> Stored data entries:
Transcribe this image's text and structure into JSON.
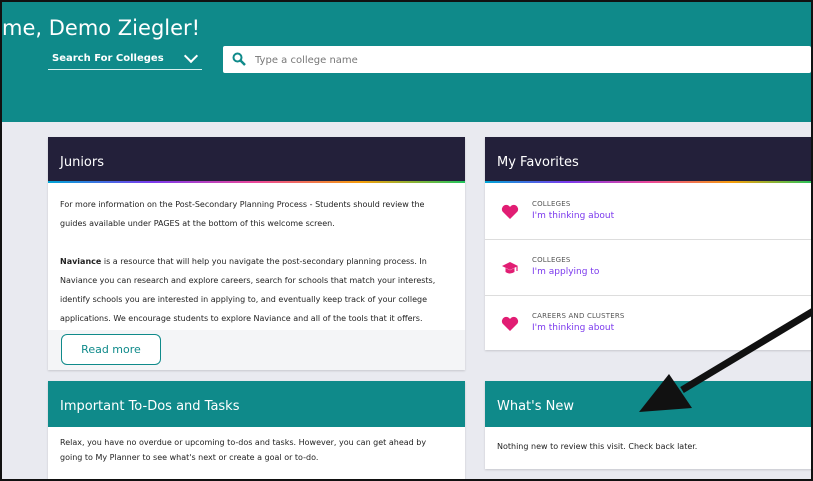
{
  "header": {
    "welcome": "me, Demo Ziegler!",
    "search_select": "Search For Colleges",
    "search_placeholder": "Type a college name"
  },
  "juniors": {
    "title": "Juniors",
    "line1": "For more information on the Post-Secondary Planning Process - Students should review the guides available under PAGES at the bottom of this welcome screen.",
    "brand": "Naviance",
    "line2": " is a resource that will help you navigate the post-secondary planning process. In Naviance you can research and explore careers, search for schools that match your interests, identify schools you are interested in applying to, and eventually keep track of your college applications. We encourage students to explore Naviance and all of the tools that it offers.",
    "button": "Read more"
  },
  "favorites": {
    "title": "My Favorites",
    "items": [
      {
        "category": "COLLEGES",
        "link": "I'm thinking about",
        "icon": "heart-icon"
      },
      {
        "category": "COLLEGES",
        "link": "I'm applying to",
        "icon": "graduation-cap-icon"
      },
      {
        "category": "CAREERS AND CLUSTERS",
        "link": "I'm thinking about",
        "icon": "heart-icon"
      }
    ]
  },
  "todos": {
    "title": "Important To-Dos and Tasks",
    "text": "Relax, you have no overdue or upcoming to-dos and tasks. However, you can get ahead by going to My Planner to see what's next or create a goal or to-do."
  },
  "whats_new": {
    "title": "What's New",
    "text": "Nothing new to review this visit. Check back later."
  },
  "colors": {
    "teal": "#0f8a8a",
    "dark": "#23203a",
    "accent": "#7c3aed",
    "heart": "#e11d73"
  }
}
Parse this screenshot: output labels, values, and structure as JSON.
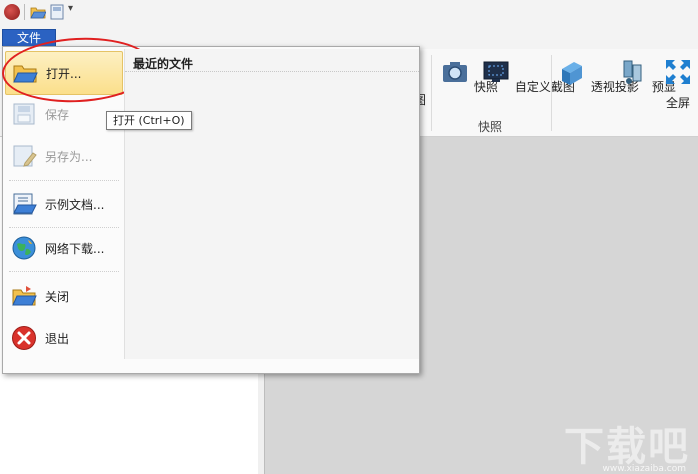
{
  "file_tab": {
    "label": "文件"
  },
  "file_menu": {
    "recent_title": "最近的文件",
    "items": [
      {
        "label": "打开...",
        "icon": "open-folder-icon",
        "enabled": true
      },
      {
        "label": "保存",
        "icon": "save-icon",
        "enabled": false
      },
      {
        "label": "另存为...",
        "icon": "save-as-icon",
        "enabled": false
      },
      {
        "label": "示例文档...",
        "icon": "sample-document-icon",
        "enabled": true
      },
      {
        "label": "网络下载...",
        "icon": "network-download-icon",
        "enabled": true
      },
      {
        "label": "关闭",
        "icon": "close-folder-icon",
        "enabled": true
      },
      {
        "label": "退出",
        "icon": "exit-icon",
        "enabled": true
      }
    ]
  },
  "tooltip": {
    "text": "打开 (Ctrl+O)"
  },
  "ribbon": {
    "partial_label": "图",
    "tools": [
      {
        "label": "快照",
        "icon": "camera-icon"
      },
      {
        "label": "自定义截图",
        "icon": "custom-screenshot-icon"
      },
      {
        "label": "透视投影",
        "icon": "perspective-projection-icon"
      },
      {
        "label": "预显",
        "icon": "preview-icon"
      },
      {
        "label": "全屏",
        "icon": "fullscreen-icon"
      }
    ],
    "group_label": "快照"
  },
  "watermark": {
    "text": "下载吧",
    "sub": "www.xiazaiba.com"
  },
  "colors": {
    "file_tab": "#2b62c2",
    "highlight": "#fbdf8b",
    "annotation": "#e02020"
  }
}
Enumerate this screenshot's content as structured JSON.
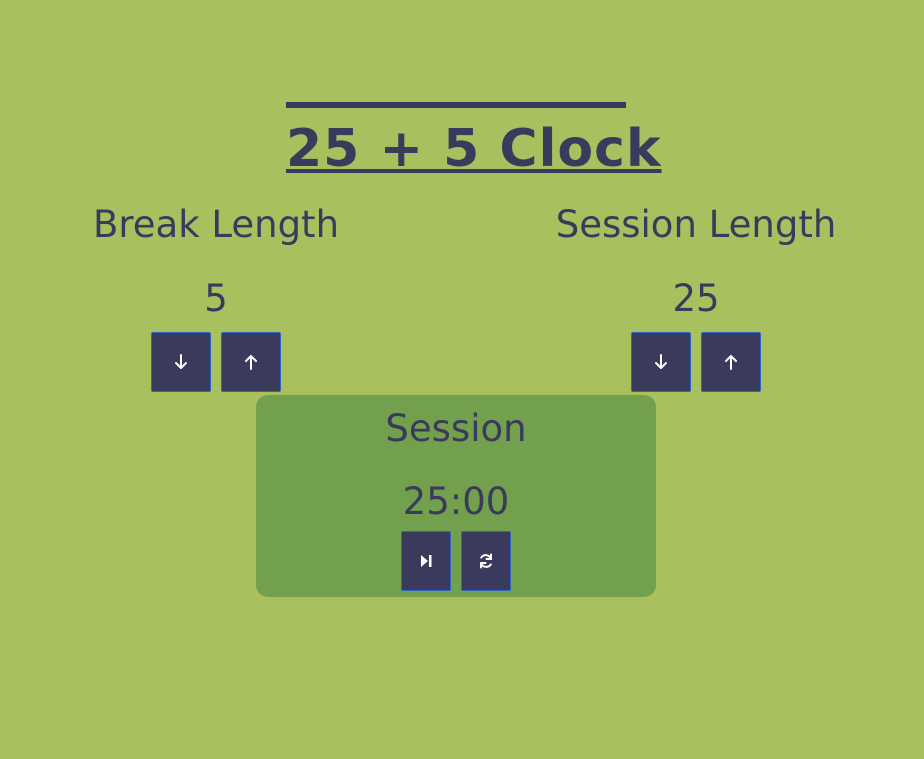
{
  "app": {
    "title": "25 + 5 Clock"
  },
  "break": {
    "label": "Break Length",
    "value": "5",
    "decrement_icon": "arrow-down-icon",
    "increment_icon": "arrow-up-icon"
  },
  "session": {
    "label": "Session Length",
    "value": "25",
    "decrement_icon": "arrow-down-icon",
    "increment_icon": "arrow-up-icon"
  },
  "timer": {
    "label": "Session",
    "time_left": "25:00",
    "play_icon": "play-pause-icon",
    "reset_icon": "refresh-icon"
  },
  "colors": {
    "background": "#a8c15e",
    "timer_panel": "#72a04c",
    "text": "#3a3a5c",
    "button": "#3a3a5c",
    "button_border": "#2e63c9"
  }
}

> TASK REQUIREMENTS: From the material above, copy each line that includes the word "applying".

> ANSWER TO THIS EXERCISE:
    "line2": " is a resource that will help you navigate the post-secondary planning process. In Naviance you can research and explore careers, search for schools that match your interests, identify schools you are interested in applying to, and eventually keep track of your college applications. We encourage students to explore Naviance and all of the tools that it offers.",
        "link": "I'm applying to",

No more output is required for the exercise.